[Stored items from a collection]
● ● ● ● ● ● ●
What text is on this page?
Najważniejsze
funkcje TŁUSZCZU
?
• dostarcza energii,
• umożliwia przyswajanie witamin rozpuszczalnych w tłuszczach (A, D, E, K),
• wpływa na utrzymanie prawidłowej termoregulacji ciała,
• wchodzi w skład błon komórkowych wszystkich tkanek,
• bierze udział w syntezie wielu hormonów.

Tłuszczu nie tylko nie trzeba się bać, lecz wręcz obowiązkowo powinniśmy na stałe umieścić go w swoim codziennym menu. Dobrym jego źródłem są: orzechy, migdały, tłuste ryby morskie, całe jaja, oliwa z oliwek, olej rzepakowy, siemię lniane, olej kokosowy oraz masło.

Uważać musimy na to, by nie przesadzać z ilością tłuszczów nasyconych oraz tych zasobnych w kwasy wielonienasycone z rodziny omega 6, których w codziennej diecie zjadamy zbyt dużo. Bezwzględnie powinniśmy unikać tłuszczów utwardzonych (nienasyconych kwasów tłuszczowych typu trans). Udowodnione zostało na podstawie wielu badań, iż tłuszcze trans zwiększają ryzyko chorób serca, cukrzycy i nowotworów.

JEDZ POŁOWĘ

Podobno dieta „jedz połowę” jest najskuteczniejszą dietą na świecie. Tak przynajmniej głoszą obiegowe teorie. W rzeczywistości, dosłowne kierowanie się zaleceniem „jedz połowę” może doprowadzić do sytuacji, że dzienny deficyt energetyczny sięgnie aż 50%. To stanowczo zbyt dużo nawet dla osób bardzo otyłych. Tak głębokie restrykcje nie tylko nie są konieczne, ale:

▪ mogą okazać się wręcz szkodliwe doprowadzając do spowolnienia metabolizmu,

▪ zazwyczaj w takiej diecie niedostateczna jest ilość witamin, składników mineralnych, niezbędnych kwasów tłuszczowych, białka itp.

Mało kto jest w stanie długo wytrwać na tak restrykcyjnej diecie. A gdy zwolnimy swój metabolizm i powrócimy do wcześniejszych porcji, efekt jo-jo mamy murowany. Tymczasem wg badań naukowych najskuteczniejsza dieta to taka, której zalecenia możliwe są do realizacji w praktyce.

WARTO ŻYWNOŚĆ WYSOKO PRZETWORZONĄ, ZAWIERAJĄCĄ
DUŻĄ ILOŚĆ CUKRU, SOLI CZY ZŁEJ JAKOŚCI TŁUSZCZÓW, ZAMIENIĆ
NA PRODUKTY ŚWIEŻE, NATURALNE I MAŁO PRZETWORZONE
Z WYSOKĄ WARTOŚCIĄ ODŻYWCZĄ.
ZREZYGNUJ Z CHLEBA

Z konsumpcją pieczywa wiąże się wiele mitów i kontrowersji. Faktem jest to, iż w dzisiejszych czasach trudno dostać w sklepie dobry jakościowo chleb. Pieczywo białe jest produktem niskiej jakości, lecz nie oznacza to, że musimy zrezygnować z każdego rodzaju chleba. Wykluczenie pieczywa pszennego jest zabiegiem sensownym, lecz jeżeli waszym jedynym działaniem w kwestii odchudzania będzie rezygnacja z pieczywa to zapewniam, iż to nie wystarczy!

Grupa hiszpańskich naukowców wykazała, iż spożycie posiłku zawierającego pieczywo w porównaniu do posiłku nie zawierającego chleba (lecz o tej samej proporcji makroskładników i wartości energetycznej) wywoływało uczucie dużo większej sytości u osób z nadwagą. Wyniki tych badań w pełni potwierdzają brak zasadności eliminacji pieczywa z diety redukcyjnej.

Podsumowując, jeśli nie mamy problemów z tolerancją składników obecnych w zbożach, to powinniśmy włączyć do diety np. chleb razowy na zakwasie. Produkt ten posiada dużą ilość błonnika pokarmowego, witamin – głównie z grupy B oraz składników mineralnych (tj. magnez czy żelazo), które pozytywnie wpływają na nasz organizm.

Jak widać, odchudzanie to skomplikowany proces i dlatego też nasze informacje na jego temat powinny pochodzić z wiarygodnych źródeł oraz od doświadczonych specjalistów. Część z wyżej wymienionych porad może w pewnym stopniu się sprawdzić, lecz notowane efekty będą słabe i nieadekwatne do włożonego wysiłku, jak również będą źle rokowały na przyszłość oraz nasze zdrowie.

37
● ● ● ● ● ● ●
Task to complete:
Reproduce each line of the material above precisely.

The solution:
What text is on this page?
Najważniejsze
funkcje TŁUSZCZU
?
• dostarcza energii,
• umożliwia przyswajanie witamin rozpuszczalnych w tłuszczach (A, D, E, K),
• wpływa na utrzymanie prawidłowej termoregulacji ciała,
• wchodzi w skład błon komórkowych wszystkich tkanek,
• bierze udział w syntezie wielu hormonów.

Tłuszczu nie tylko nie trzeba się bać, lecz wręcz obowiązkowo powinniśmy na stałe umieścić go w swoim codziennym menu. Dobrym jego źródłem są: orzechy, migdały, tłuste ryby morskie, całe jaja, oliwa z oliwek, olej rzepakowy, siemię lniane, olej kokosowy oraz masło.

Uważać musimy na to, by nie przesadzać z ilością tłuszczów nasyconych oraz tych zasobnych w kwasy wielonienasycone z rodziny omega 6, których w codziennej diecie zjadamy zbyt dużo. Bezwzględnie powinniśmy unikać tłuszczów utwardzonych (nienasyconych kwasów tłuszczowych typu trans). Udowodnione zostało na podstawie wielu badań, iż tłuszcze trans zwiększają ryzyko chorób serca, cukrzycy i nowotworów.

JEDZ POŁOWĘ

Podobno dieta „jedz połowę” jest najskuteczniejszą dietą na świecie. Tak przynajmniej głoszą obiegowe teorie. W rzeczywistości, dosłowne kierowanie się zaleceniem „jedz połowę” może doprowadzić do sytuacji, że dzienny deficyt energetyczny sięgnie aż 50%. To stanowczo zbyt dużo nawet dla osób bardzo otyłych. Tak głębokie restrykcje nie tylko nie są konieczne, ale:

▪ mogą okazać się wręcz szkodliwe doprowadzając do spowolnienia metabolizmu,

▪ zazwyczaj w takiej diecie niedostateczna jest ilość witamin, składników mineralnych, niezbędnych kwasów tłuszczowych, białka itp.

Mało kto jest w stanie długo wytrwać na tak restrykcyjnej diecie. A gdy zwolnimy swój metabolizm i powrócimy do wcześniejszych porcji, efekt jo-jo mamy murowany. Tymczasem wg badań naukowych najskuteczniejsza dieta to taka, której zalecenia możliwe są do realizacji w praktyce.

WARTO ŻYWNOŚĆ WYSOKO PRZETWORZONĄ, ZAWIERAJĄCĄ
DUŻĄ ILOŚĆ CUKRU, SOLI CZY ZŁEJ JAKOŚCI TŁUSZCZÓW, ZAMIENIĆ
NA PRODUKTY ŚWIEŻE, NATURALNE I MAŁO PRZETWORZONE
Z WYSOKĄ WARTOŚCIĄ ODŻYWCZĄ.
ZREZYGNUJ Z CHLEBA

Z konsumpcją pieczywa wiąże się wiele mitów i kontrowersji. Faktem jest to, iż w dzisiejszych czasach trudno dostać w sklepie dobry jakościowo chleb. Pieczywo białe jest produktem niskiej jakości, lecz nie oznacza to, że musimy zrezygnować z każdego rodzaju chleba. Wykluczenie pieczywa pszennego jest zabiegiem sensownym, lecz jeżeli waszym jedynym działaniem w kwestii odchudzania będzie rezygnacja z pieczywa to zapewniam, iż to nie wystarczy!

Grupa hiszpańskich naukowców wykazała, iż spożycie posiłku zawierającego pieczywo w porównaniu do posiłku nie zawierającego chleba (lecz o tej samej proporcji makroskładników i wartości energetycznej) wywoływało uczucie dużo większej sytości u osób z nadwagą. Wyniki tych badań w pełni potwierdzają brak zasadności eliminacji pieczywa z diety redukcyjnej.

Podsumowując, jeśli nie mamy problemów z tolerancją składników obecnych w zbożach, to powinniśmy włączyć do diety np. chleb razowy na zakwasie. Produkt ten posiada dużą ilość błonnika pokarmowego, witamin – głównie z grupy B oraz składników mineralnych (tj. magnez czy żelazo), które pozytywnie wpływają na nasz organizm.

Jak widać, odchudzanie to skomplikowany proces i dlatego też nasze informacje na jego temat powinny pochodzić z wiarygodnych źródeł oraz od doświadczonych specjalistów. Część z wyżej wymienionych porad może w pewnym stopniu się sprawdzić, lecz notowane efekty będą słabe i nieadekwatne do włożonego wysiłku, jak również będą źle rokowały na przyszłość oraz nasze zdrowie.

37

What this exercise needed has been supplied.